>> BEGIN Input

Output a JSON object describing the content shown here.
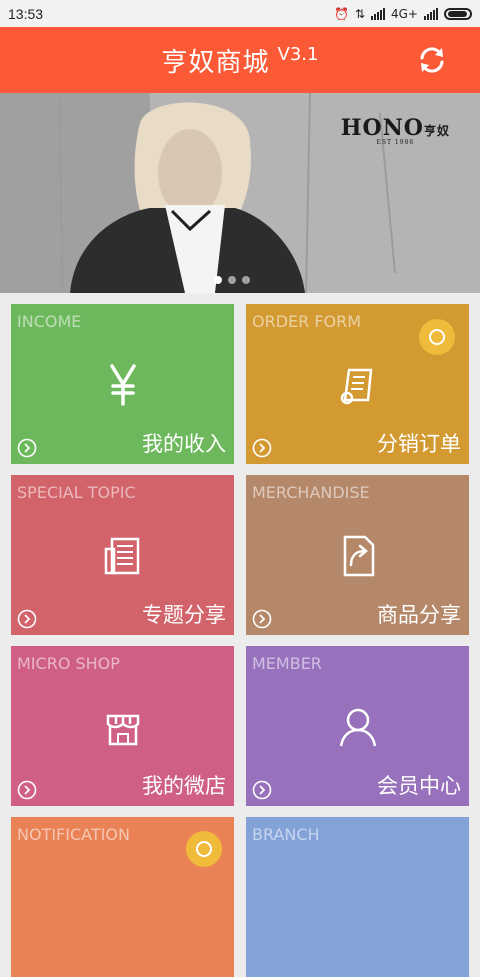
{
  "status_bar": {
    "time": "13:53",
    "network": "4G+"
  },
  "app_bar": {
    "title": "亨奴商城",
    "version": "V3.1"
  },
  "banner": {
    "brand": "HONO",
    "brand_cn": "亨奴",
    "est": "EST 1986",
    "slide_count": 3,
    "active_slide": 1
  },
  "tiles": [
    {
      "en": "INCOME",
      "cn": "我的收入",
      "color": "#6db85c",
      "icon": "yen-icon"
    },
    {
      "en": "ORDER FORM",
      "cn": "分销订单",
      "color": "#d39a31",
      "icon": "receipt-icon"
    },
    {
      "en": "SPECIAL TOPIC",
      "cn": "专题分享",
      "color": "#d2636a",
      "icon": "document-icon"
    },
    {
      "en": "MERCHANDISE",
      "cn": "商品分享",
      "color": "#b5886a",
      "icon": "share-icon"
    },
    {
      "en": "MICRO SHOP",
      "cn": "我的微店",
      "color": "#d05f85",
      "icon": "shop-icon"
    },
    {
      "en": "MEMBER",
      "cn": "会员中心",
      "color": "#9871bd",
      "icon": "person-icon"
    },
    {
      "en": "NOTIFICATION",
      "cn": "",
      "color": "#ea8256",
      "icon": "bell-icon"
    },
    {
      "en": "BRANCH",
      "cn": "",
      "color": "#82a2d8",
      "icon": "branch-icon"
    }
  ]
}
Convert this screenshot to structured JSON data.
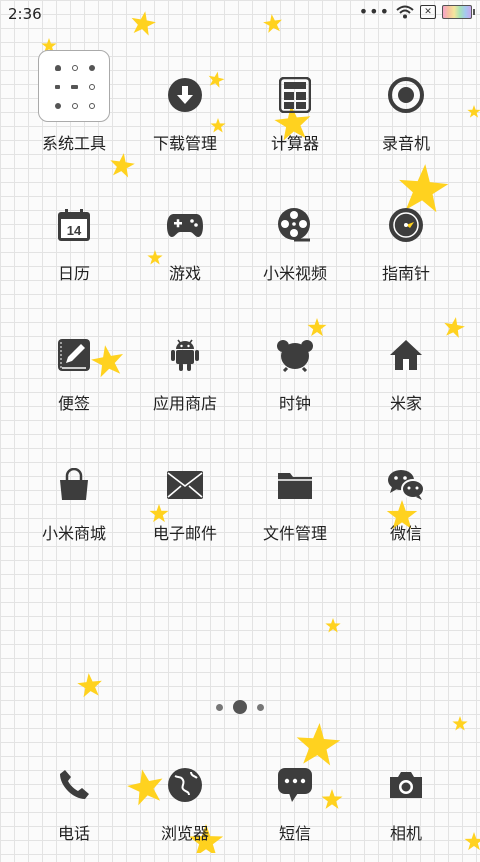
{
  "status_bar": {
    "time": "2:36",
    "dots": "•••"
  },
  "apps": [
    {
      "label": "系统工具",
      "icon": "folder-icon"
    },
    {
      "label": "下载管理",
      "icon": "download-icon"
    },
    {
      "label": "计算器",
      "icon": "calculator-icon"
    },
    {
      "label": "录音机",
      "icon": "record-icon"
    },
    {
      "label": "日历",
      "icon": "calendar-icon",
      "badge": "14"
    },
    {
      "label": "游戏",
      "icon": "gamepad-icon"
    },
    {
      "label": "小米视频",
      "icon": "film-reel-icon"
    },
    {
      "label": "指南针",
      "icon": "compass-icon"
    },
    {
      "label": "便签",
      "icon": "notes-icon"
    },
    {
      "label": "应用商店",
      "icon": "android-icon"
    },
    {
      "label": "时钟",
      "icon": "clock-icon"
    },
    {
      "label": "米家",
      "icon": "home-icon"
    },
    {
      "label": "小米商城",
      "icon": "shopping-bag-icon"
    },
    {
      "label": "电子邮件",
      "icon": "mail-icon"
    },
    {
      "label": "文件管理",
      "icon": "file-folder-icon"
    },
    {
      "label": "微信",
      "icon": "wechat-icon"
    }
  ],
  "dock": [
    {
      "label": "电话",
      "icon": "phone-icon"
    },
    {
      "label": "浏览器",
      "icon": "globe-icon"
    },
    {
      "label": "短信",
      "icon": "message-icon"
    },
    {
      "label": "相机",
      "icon": "camera-icon"
    }
  ],
  "pager": {
    "page_count": 3,
    "active_index": 1
  },
  "colors": {
    "icon": "#3d3d3d",
    "star": "#ffd21f",
    "grid_line": "#e3e3e3",
    "background": "#fbfbfb"
  }
}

>> END Input

Your objective: Only the number is needed: state how many lines in the listing contain "JSON".

Response to this exercise: 2